Stored records ->
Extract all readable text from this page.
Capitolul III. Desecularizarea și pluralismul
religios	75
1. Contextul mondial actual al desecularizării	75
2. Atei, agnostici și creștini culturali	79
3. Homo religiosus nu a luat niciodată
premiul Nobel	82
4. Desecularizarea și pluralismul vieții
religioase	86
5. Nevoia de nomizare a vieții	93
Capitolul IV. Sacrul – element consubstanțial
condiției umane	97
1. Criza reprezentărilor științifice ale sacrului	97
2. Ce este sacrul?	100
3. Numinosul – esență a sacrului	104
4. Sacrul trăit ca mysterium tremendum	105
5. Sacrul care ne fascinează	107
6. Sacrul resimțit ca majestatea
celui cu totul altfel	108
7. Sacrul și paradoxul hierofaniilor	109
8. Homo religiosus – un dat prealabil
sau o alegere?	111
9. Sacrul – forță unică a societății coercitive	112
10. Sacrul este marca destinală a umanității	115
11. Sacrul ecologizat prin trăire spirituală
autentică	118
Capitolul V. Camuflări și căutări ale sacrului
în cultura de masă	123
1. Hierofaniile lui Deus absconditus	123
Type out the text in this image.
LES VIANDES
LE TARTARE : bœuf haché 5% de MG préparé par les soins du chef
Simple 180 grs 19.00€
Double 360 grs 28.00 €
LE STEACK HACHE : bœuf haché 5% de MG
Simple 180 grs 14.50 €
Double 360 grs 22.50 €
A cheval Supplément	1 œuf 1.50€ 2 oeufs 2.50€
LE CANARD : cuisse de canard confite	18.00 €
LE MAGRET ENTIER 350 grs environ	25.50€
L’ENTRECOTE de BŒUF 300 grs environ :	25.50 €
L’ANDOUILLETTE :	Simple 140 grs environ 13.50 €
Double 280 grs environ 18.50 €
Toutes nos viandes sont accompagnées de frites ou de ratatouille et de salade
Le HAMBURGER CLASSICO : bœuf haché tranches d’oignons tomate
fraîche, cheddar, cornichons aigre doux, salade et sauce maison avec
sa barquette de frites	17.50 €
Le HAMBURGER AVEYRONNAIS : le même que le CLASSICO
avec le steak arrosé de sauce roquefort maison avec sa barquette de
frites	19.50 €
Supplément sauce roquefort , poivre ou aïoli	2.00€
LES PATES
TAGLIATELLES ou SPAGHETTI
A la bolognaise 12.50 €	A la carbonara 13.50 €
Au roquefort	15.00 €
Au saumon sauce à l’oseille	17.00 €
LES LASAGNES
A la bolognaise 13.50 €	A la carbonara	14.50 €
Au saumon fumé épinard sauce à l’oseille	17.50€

What the task requires ->
Work out the number of lines in this listing that include the word "carbonara". Reply with that number only.

Written response ->
2